With this first-hand experience, I reached out to customers and people from the field. It turns out that they face the same challenges. They see the benefits of having policies as code, but they struggle in writing them.

Some companies are trying to address this topic by growing experts among their ranks. This is something that takes time and, worse of all, it doesn’t scale. These companies have only a handful of people who know how to write and review policies. All the “policy as code” work has to be delivered by them. As a result, these DevSecOps folks are under high stress and represent a bottleneck.

Other companies have outsourced the process of writing policies to external consultants. This approach has its own drawbacks. Writing these policies requires knowledge of internal processes and applications/infrastructure operational details. Explaining all of that takes time, and this has to be done every time something changes. Finally, these companies have a hard time reviewing the policies provided by the external consultants because, obviously, they lack the skills needed to understand them. Hence, they have to blindly trust these policies.

(Item position entries)
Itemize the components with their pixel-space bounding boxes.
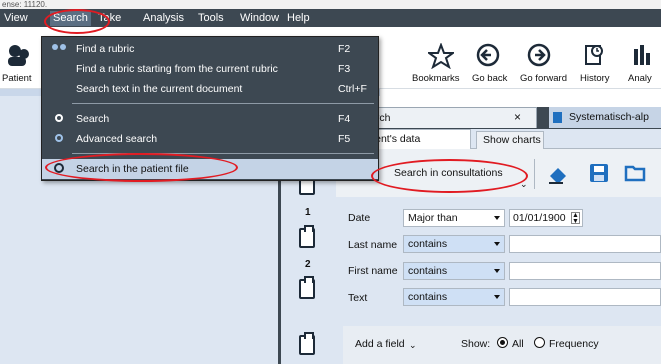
- add-field-bar: Add a field ⌄ Show: All Frequency: [343, 326, 661, 364]
- show-label: Show:: [461, 338, 491, 350]
- chevron-down-icon[interactable]: ⌄: [409, 340, 417, 351]
- patient-search-icon: [54, 163, 64, 173]
- menu-item-advanced-search[interactable]: Advanced search F5: [42, 129, 378, 149]
- menu-item-label: Search text in the current document: [76, 83, 243, 95]
- chevron-down-icon[interactable]: ⌄: [520, 179, 528, 190]
- search-menu: Find a rubric F2 Find a rubric starting …: [41, 36, 379, 181]
- tab-show-charts-label: Show charts: [483, 134, 541, 146]
- save-icon[interactable]: [588, 162, 610, 184]
- bookmarks-icon[interactable]: [428, 43, 454, 69]
- go-forward-icon[interactable]: [527, 43, 551, 67]
- menu-item-find-rubric-current[interactable]: Find a rubric starting from the current …: [42, 59, 378, 79]
- filter-field-label: First name: [348, 265, 398, 277]
- menu-item-label: Find a rubric: [76, 43, 135, 55]
- search-action-bar: Search in consultations ⌄: [336, 149, 661, 197]
- filter-operator-value: contains: [408, 291, 448, 303]
- radio-frequency[interactable]: [534, 337, 545, 348]
- menu-view[interactable]: View: [4, 11, 28, 26]
- date-value: 01/01/1900: [513, 212, 566, 224]
- toolbar-divider: [534, 159, 535, 189]
- tab-systematisch[interactable]: Systematisch-alp: [549, 107, 661, 128]
- text-input[interactable]: [509, 288, 661, 306]
- window-title: ense: 11120.: [0, 0, 661, 9]
- magnifier-icon: [55, 114, 63, 122]
- menu-item-shortcut: F3: [338, 63, 351, 75]
- radio-all-label: All: [512, 338, 524, 350]
- menu-analysis[interactable]: Analysis: [143, 11, 184, 26]
- menu-separator: [72, 153, 374, 154]
- tab-show-charts[interactable]: Show charts: [476, 131, 544, 149]
- go-forward-button[interactable]: Go forward: [520, 73, 567, 84]
- book-icon: [553, 112, 562, 123]
- filter-operator-select[interactable]: contains: [403, 235, 505, 253]
- folder-open-icon[interactable]: [624, 163, 648, 183]
- patient-label: Patient: [2, 73, 32, 84]
- filter-operator-select[interactable]: Major than: [403, 209, 505, 227]
- menu-item-shortcut: F5: [338, 133, 351, 145]
- consultation-timeline: 1 2: [281, 155, 336, 364]
- add-field-button[interactable]: Add a field: [355, 338, 405, 350]
- menu-help[interactable]: Help: [287, 11, 310, 26]
- search-in-consultations-button[interactable]: Search in consultations: [394, 167, 503, 179]
- menu-item-search-patient-file[interactable]: Search in the patient file: [42, 159, 378, 179]
- filter-operator-value: contains: [408, 238, 448, 250]
- first-name-input[interactable]: [509, 262, 661, 280]
- filter-operator-select[interactable]: contains: [403, 288, 505, 306]
- menu-item-search-text[interactable]: Search text in the current document Ctrl…: [42, 79, 378, 99]
- last-name-input[interactable]: [509, 235, 661, 253]
- clipboard-icon[interactable]: [299, 276, 315, 299]
- menu-search[interactable]: Search: [50, 11, 91, 26]
- menu-bar: View Search Take Analysis Tools Window H…: [0, 9, 661, 27]
- menu-item-shortcut: F2: [338, 43, 351, 55]
- filter-field-label: Text: [348, 292, 368, 304]
- menu-item-shortcut: Ctrl+F: [338, 83, 367, 95]
- filter-operator-value: Major than: [408, 212, 458, 224]
- menu-item-label: Search: [76, 113, 110, 125]
- eraser-icon[interactable]: [546, 162, 570, 186]
- history-icon[interactable]: [583, 43, 605, 67]
- menu-tools[interactable]: Tools: [198, 11, 224, 26]
- menu-item-label: Find a rubric starting from the current …: [76, 63, 278, 75]
- menu-item-search[interactable]: Search F4: [42, 109, 378, 129]
- radio-all[interactable]: [497, 337, 508, 348]
- binoculars-icon-right: [60, 44, 66, 50]
- filter-fields: Date Major than 01/01/1900 ▲ ▼ Last name …: [343, 200, 661, 312]
- analysis-button[interactable]: Analy: [628, 73, 652, 84]
- filter-operator-value: contains: [408, 265, 448, 277]
- advanced-search-icon: [55, 134, 63, 142]
- timeline-number: 2: [305, 259, 311, 270]
- binoculars-icon: [52, 44, 58, 50]
- menu-separator: [72, 103, 374, 104]
- clipboard-icon[interactable]: [299, 225, 315, 248]
- menu-item-label: Advanced search: [76, 133, 158, 145]
- date-spinner[interactable]: ▲ ▼: [571, 212, 580, 225]
- analysis-icon[interactable]: [632, 43, 654, 67]
- menu-item-find-rubric[interactable]: Find a rubric F2: [42, 39, 378, 59]
- menu-take[interactable]: Take: [98, 11, 121, 26]
- clipboard-icon[interactable]: [299, 332, 315, 355]
- history-button[interactable]: History: [580, 73, 610, 84]
- menu-window[interactable]: Window: [240, 11, 279, 26]
- go-back-button[interactable]: Go back: [472, 73, 507, 84]
- timeline-number: 1: [305, 207, 311, 218]
- date-input[interactable]: 01/01/1900 ▲ ▼: [509, 209, 583, 227]
- filter-field-label: Last name: [348, 239, 398, 251]
- radio-frequency-label: Frequency: [549, 338, 599, 350]
- menu-item-shortcut: F4: [338, 113, 351, 125]
- filter-operator-select[interactable]: contains: [403, 262, 505, 280]
- menu-item-label: Search in the patient file: [76, 163, 189, 175]
- patient-icon[interactable]: [6, 43, 30, 67]
- close-tab-icon[interactable]: ×: [514, 110, 521, 124]
- go-back-icon[interactable]: [476, 43, 500, 67]
- bookmarks-button[interactable]: Bookmarks: [412, 73, 460, 84]
- filter-field-label: Date: [348, 212, 371, 224]
- tab-systematisch-label: Systematisch-alp: [569, 111, 649, 123]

**REQUIREMENTS**:
a - In the passage on writing policies as code, why do companies that outsource policy writing to external consultants have a hard time reviewing the policies they receive?
b - Print the passage on writing policies as code from "Some companies are" up to and including "represent a bottleneck.".

**SOLUTIONS TO THE PROBLEMS**:
a - They lack the skills needed to understand the policies.

b -
Some companies are trying to address this topic by growing experts among their ranks. This is something that takes time and, worse of all, it doesn’t scale. These companies have only a handful of people who know how to write and review policies. All the “policy as code” work has to be delivered by them. As a result, these DevSecOps folks are under high stress and represent a bottleneck.